Problem requirements: Make an exact copy of all the data.

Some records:
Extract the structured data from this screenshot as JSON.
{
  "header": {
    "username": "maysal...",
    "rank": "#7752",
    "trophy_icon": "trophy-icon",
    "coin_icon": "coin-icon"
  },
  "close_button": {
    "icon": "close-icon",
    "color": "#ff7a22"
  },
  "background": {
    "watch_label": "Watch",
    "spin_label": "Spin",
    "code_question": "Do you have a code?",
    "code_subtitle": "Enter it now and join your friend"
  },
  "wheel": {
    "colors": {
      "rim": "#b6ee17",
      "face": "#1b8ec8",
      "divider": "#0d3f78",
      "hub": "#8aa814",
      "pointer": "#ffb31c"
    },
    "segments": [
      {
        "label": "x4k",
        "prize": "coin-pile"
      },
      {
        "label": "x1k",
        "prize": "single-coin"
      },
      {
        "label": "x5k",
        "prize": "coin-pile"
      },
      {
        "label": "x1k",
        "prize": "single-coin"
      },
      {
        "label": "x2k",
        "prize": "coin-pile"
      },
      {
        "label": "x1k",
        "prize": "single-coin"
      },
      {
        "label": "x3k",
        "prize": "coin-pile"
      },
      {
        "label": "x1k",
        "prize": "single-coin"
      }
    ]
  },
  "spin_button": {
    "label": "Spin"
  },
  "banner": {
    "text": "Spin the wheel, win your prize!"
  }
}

The completed task:
Extract the structured data from this screenshot as JSON.
{
  "header": {
    "username": "maysal...",
    "rank": "#7752",
    "trophy_icon": "trophy-icon",
    "coin_icon": "coin-icon"
  },
  "close_button": {
    "icon": "close-icon",
    "color": "#ff7a22"
  },
  "background": {
    "watch_label": "Watch",
    "spin_label": "Spin",
    "code_question": "Do you have a code?",
    "code_subtitle": "Enter it now and join your friend"
  },
  "wheel": {
    "colors": {
      "rim": "#b6ee17",
      "face": "#1b8ec8",
      "divider": "#0d3f78",
      "hub": "#8aa814",
      "pointer": "#ffb31c"
    },
    "segments": [
      {
        "label": "x4k",
        "prize": "coin-pile"
      },
      {
        "label": "x1k",
        "prize": "single-coin"
      },
      {
        "label": "x5k",
        "prize": "coin-pile"
      },
      {
        "label": "x1k",
        "prize": "single-coin"
      },
      {
        "label": "x2k",
        "prize": "coin-pile"
      },
      {
        "label": "x1k",
        "prize": "single-coin"
      },
      {
        "label": "x3k",
        "prize": "coin-pile"
      },
      {
        "label": "x1k",
        "prize": "single-coin"
      }
    ]
  },
  "spin_button": {
    "label": "Spin"
  },
  "banner": {
    "text": "Spin the wheel, win your prize!"
  }
}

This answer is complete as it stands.